** Start Recorded data **

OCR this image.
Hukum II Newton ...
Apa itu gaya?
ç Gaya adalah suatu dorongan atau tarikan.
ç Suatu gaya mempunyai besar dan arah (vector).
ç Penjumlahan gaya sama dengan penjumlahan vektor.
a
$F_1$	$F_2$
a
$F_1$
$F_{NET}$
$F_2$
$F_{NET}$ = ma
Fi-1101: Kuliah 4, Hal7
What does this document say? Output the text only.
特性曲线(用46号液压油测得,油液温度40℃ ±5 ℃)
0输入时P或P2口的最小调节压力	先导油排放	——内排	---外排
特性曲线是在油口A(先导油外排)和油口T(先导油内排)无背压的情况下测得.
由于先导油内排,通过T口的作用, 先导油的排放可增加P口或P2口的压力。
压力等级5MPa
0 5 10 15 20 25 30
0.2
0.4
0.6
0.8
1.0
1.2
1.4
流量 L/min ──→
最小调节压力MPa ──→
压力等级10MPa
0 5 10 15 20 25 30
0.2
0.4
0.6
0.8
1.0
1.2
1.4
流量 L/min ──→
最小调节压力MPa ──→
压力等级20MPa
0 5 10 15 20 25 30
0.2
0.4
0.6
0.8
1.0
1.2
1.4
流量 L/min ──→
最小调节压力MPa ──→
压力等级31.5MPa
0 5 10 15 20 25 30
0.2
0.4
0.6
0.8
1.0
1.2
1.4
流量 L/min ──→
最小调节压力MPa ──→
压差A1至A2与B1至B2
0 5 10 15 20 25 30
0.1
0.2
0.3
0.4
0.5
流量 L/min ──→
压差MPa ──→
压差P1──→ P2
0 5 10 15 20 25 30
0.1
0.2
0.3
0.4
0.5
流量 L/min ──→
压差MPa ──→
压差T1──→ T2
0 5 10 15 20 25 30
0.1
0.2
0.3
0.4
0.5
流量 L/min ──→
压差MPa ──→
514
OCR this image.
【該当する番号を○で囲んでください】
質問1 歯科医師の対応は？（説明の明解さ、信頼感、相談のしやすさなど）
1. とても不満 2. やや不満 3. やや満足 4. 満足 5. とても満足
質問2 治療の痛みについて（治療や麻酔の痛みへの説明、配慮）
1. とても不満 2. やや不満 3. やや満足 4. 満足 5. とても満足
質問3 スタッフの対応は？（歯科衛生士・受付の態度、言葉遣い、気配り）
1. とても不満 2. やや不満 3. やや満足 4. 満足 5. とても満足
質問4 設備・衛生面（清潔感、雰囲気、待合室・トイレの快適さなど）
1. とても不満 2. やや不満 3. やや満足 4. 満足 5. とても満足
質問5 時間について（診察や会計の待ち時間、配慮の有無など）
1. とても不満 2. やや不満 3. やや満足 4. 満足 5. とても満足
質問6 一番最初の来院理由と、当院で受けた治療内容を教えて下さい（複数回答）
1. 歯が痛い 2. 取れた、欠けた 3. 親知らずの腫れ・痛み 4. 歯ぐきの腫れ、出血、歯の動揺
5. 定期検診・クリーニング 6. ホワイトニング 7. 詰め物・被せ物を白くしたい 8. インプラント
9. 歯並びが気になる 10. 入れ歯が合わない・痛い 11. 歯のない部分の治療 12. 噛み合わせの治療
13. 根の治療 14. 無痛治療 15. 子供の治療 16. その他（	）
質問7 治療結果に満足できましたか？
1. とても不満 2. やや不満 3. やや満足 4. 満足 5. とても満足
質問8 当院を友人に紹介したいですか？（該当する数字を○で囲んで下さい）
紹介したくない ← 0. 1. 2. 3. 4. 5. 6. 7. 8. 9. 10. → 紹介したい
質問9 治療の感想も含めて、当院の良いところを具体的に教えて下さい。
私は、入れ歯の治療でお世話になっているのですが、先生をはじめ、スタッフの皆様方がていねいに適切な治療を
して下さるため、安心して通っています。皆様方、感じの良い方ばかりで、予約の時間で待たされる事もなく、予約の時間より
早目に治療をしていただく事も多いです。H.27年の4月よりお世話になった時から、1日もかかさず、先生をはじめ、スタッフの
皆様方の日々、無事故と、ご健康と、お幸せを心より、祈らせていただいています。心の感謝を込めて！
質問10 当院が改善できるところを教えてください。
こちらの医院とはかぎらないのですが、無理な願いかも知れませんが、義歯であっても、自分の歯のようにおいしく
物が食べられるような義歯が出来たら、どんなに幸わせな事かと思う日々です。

** End Recorded data **

Write the data from above out again, exactly.

OCR this image.
Hukum II Newton ...
Apa itu gaya?
ç Gaya adalah suatu dorongan atau tarikan.
ç Suatu gaya mempunyai besar dan arah (vector).
ç Penjumlahan gaya sama dengan penjumlahan vektor.
a
$F_1$	$F_2$
a
$F_1$
$F_{NET}$
$F_2$
$F_{NET}$ = ma
Fi-1101: Kuliah 4, Hal7
What does this document say? Output the text only.
特性曲线(用46号液压油测得,油液温度40℃ ±5 ℃)
0输入时P或P2口的最小调节压力	先导油排放	——内排	---外排
特性曲线是在油口A(先导油外排)和油口T(先导油内排)无背压的情况下测得.
由于先导油内排,通过T口的作用, 先导油的排放可增加P口或P2口的压力。
压力等级5MPa
0 5 10 15 20 25 30
0.2
0.4
0.6
0.8
1.0
1.2
1.4
流量 L/min ──→
最小调节压力MPa ──→
压力等级10MPa
0 5 10 15 20 25 30
0.2
0.4
0.6
0.8
1.0
1.2
1.4
流量 L/min ──→
最小调节压力MPa ──→
压力等级20MPa
0 5 10 15 20 25 30
0.2
0.4
0.6
0.8
1.0
1.2
1.4
流量 L/min ──→
最小调节压力MPa ──→
压力等级31.5MPa
0 5 10 15 20 25 30
0.2
0.4
0.6
0.8
1.0
1.2
1.4
流量 L/min ──→
最小调节压力MPa ──→
压差A1至A2与B1至B2
0 5 10 15 20 25 30
0.1
0.2
0.3
0.4
0.5
流量 L/min ──→
压差MPa ──→
压差P1──→ P2
0 5 10 15 20 25 30
0.1
0.2
0.3
0.4
0.5
流量 L/min ──→
压差MPa ──→
压差T1──→ T2
0 5 10 15 20 25 30
0.1
0.2
0.3
0.4
0.5
流量 L/min ──→
压差MPa ──→
514
OCR this image.
【該当する番号を○で囲んでください】
質問1 歯科医師の対応は？（説明の明解さ、信頼感、相談のしやすさなど）
1. とても不満 2. やや不満 3. やや満足 4. 満足 5. とても満足
質問2 治療の痛みについて（治療や麻酔の痛みへの説明、配慮）
1. とても不満 2. やや不満 3. やや満足 4. 満足 5. とても満足
質問3 スタッフの対応は？（歯科衛生士・受付の態度、言葉遣い、気配り）
1. とても不満 2. やや不満 3. やや満足 4. 満足 5. とても満足
質問4 設備・衛生面（清潔感、雰囲気、待合室・トイレの快適さなど）
1. とても不満 2. やや不満 3. やや満足 4. 満足 5. とても満足
質問5 時間について（診察や会計の待ち時間、配慮の有無など）
1. とても不満 2. やや不満 3. やや満足 4. 満足 5. とても満足
質問6 一番最初の来院理由と、当院で受けた治療内容を教えて下さい（複数回答）
1. 歯が痛い 2. 取れた、欠けた 3. 親知らずの腫れ・痛み 4. 歯ぐきの腫れ、出血、歯の動揺
5. 定期検診・クリーニング 6. ホワイトニング 7. 詰め物・被せ物を白くしたい 8. インプラント
9. 歯並びが気になる 10. 入れ歯が合わない・痛い 11. 歯のない部分の治療 12. 噛み合わせの治療
13. 根の治療 14. 無痛治療 15. 子供の治療 16. その他（	）
質問7 治療結果に満足できましたか？
1. とても不満 2. やや不満 3. やや満足 4. 満足 5. とても満足
質問8 当院を友人に紹介したいですか？（該当する数字を○で囲んで下さい）
紹介したくない ← 0. 1. 2. 3. 4. 5. 6. 7. 8. 9. 10. → 紹介したい
質問9 治療の感想も含めて、当院の良いところを具体的に教えて下さい。
私は、入れ歯の治療でお世話になっているのですが、先生をはじめ、スタッフの皆様方がていねいに適切な治療を
して下さるため、安心して通っています。皆様方、感じの良い方ばかりで、予約の時間で待たされる事もなく、予約の時間より
早目に治療をしていただく事も多いです。H.27年の4月よりお世話になった時から、1日もかかさず、先生をはじめ、スタッフの
皆様方の日々、無事故と、ご健康と、お幸せを心より、祈らせていただいています。心の感謝を込めて！
質問10 当院が改善できるところを教えてください。
こちらの医院とはかぎらないのですが、無理な願いかも知れませんが、義歯であっても、自分の歯のようにおいしく
物が食べられるような義歯が出来たら、どんなに幸わせな事かと思う日々です。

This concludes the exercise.